Problem details: Search the records that follow and extract every line containing the string "name".
────────
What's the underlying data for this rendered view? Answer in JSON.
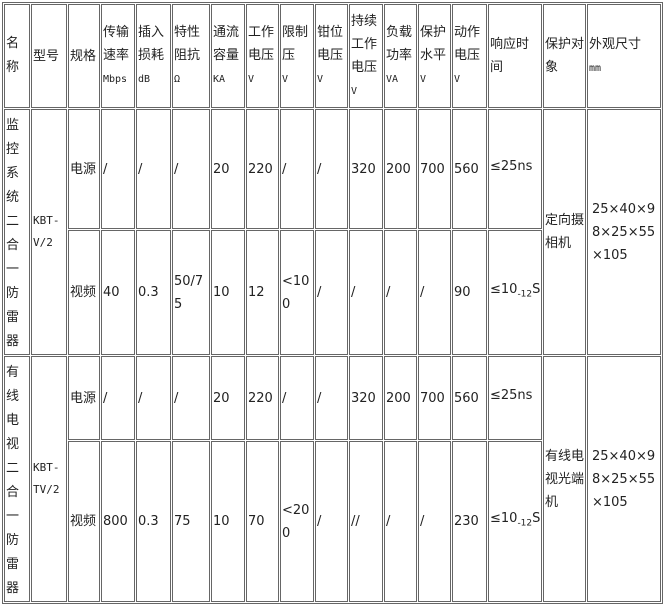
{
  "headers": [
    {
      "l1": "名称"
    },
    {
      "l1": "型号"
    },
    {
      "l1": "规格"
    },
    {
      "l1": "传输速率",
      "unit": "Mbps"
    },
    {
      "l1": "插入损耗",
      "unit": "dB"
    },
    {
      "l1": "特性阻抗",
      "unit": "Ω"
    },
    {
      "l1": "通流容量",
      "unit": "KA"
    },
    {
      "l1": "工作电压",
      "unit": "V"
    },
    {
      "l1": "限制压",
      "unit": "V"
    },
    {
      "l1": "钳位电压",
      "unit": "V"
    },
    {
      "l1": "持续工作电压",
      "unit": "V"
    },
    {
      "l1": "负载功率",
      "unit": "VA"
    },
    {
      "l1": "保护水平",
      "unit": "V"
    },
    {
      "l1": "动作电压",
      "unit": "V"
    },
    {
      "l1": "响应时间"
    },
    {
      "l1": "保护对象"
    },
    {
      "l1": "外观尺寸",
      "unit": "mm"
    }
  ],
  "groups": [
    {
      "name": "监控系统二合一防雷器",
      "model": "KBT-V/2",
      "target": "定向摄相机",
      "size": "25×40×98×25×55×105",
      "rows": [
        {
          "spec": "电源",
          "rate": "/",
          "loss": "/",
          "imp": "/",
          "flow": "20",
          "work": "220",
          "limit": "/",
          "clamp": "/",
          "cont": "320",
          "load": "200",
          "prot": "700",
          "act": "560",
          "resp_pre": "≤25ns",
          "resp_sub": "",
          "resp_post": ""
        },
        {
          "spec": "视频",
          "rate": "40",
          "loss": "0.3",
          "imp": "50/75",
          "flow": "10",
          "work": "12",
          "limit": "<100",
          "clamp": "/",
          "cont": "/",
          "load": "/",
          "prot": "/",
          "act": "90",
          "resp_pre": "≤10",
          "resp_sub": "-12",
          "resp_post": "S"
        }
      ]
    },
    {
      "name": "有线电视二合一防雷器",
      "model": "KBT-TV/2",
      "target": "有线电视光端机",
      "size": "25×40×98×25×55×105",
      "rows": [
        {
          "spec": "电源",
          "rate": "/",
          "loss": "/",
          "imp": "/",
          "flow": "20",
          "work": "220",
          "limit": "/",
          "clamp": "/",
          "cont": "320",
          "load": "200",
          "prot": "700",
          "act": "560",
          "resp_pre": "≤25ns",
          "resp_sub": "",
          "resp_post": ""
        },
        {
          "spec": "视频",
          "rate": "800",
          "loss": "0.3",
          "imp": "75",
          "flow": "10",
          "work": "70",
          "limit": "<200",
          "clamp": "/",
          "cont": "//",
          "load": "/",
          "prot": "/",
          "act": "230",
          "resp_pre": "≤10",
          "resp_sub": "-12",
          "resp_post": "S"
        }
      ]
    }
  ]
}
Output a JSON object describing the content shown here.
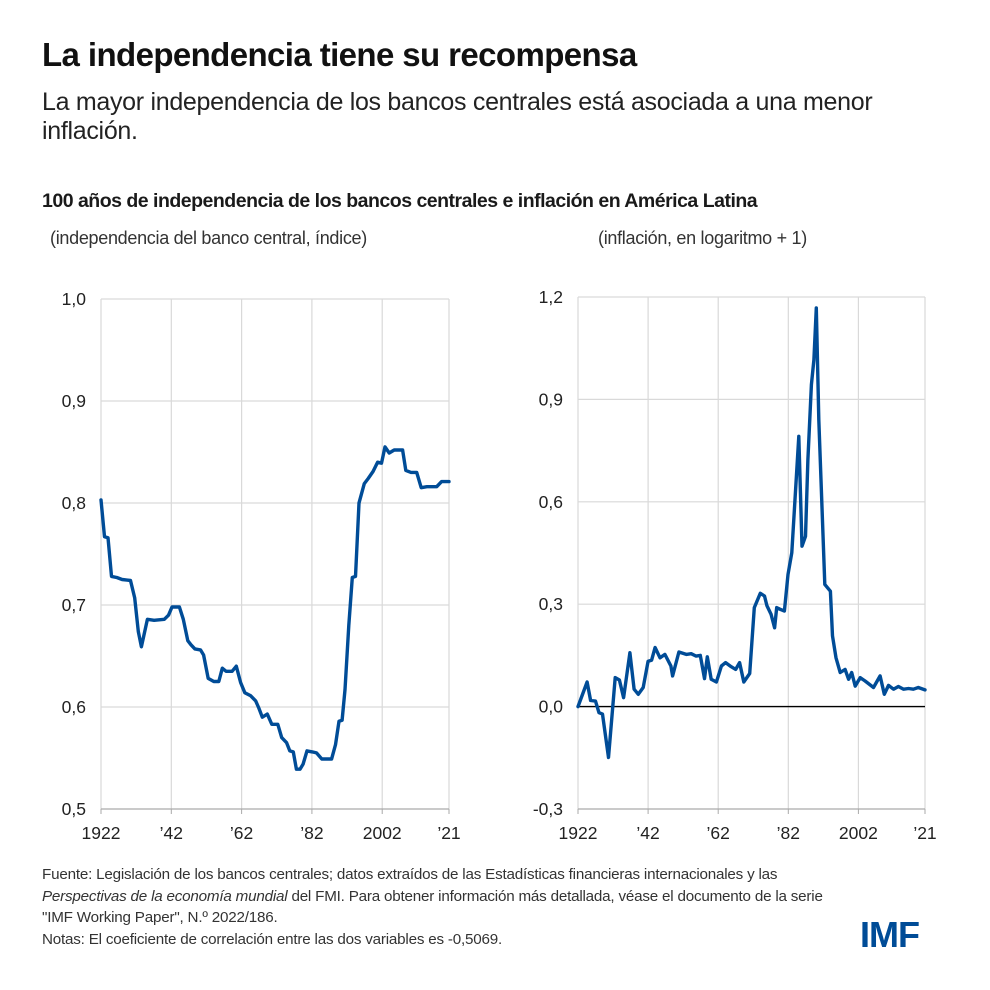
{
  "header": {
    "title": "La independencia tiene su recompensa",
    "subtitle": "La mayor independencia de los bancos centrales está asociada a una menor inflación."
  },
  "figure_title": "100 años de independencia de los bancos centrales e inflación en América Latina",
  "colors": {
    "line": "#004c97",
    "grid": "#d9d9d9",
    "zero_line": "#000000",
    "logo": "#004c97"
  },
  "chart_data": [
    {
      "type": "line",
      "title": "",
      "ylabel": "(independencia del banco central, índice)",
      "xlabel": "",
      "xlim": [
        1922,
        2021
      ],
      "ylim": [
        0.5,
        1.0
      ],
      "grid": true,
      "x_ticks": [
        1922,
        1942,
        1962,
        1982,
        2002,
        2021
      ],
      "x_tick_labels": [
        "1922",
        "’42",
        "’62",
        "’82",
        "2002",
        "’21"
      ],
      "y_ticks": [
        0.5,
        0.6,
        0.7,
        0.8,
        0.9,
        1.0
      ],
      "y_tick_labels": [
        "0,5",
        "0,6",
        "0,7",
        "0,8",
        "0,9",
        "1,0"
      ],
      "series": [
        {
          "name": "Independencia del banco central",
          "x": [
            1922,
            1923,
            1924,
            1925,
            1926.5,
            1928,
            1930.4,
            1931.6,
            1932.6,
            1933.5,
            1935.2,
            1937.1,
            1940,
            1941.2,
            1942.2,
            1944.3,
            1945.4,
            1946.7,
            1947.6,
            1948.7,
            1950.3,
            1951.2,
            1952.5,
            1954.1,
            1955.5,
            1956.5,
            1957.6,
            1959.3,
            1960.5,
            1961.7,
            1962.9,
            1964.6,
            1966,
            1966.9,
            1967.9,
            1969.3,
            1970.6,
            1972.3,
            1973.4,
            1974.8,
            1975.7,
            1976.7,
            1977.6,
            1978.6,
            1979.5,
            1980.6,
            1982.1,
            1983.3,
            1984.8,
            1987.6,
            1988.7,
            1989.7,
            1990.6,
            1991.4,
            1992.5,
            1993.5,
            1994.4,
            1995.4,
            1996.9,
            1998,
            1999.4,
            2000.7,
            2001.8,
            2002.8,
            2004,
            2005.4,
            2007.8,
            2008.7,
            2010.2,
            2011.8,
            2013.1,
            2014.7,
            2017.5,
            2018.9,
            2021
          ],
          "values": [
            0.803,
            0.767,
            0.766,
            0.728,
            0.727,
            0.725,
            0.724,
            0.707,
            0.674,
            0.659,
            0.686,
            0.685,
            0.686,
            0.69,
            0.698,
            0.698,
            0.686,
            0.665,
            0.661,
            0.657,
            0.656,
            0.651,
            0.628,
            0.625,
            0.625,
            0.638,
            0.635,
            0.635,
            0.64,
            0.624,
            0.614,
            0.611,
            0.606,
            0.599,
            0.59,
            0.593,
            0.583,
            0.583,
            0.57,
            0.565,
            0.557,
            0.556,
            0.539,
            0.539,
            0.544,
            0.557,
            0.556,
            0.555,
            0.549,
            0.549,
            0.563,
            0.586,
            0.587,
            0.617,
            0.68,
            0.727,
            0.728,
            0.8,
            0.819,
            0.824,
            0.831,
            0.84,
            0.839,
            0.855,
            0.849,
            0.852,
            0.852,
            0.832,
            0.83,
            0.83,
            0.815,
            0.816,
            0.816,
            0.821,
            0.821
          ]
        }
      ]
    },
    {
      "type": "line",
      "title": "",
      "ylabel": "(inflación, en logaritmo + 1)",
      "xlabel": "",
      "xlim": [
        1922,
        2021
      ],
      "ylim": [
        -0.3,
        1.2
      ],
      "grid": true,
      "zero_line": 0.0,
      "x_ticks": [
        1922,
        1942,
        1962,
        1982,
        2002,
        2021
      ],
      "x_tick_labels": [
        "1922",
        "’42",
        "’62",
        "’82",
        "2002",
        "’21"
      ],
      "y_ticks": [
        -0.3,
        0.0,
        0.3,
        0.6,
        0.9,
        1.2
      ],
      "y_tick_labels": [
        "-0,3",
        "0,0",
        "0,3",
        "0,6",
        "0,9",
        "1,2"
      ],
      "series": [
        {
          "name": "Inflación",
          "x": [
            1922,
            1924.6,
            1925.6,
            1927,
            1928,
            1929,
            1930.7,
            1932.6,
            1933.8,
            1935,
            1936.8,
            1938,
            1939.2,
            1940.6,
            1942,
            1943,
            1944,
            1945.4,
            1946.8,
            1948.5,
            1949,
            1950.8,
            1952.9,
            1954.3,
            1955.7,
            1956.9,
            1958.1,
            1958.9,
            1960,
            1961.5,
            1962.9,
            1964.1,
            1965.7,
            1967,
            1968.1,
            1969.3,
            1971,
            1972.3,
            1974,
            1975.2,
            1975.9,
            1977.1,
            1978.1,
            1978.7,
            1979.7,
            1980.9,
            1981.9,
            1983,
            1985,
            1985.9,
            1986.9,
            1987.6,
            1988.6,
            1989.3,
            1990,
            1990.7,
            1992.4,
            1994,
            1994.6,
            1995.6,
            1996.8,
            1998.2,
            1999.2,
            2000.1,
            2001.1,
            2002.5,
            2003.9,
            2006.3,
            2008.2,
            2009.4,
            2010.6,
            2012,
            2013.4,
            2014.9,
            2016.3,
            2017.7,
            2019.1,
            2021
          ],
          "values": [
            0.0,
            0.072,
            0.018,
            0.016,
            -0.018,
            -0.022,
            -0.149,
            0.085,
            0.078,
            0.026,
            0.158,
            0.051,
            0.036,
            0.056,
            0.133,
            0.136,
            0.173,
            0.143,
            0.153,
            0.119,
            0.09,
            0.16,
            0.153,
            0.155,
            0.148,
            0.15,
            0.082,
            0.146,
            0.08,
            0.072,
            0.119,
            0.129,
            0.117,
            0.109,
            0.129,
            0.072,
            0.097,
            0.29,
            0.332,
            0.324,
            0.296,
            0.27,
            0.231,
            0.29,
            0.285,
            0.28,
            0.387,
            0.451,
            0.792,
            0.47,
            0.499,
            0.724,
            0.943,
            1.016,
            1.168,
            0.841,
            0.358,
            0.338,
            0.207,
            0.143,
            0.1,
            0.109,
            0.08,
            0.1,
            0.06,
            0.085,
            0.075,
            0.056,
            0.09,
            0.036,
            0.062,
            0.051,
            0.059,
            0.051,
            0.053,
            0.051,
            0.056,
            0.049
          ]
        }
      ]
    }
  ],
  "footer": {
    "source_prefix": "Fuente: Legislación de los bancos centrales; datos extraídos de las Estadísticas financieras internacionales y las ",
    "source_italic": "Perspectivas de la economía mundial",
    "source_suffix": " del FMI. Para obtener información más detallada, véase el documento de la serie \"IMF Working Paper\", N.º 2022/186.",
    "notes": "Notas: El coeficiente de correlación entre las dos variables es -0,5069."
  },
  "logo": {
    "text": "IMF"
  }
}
────────
Response to the exercise:
      "name": "监控系统二合一防雷器",
      "name": "有线电视二合一防雷器",
          "name": "Independencia del banco central",
          "name": "Inflación",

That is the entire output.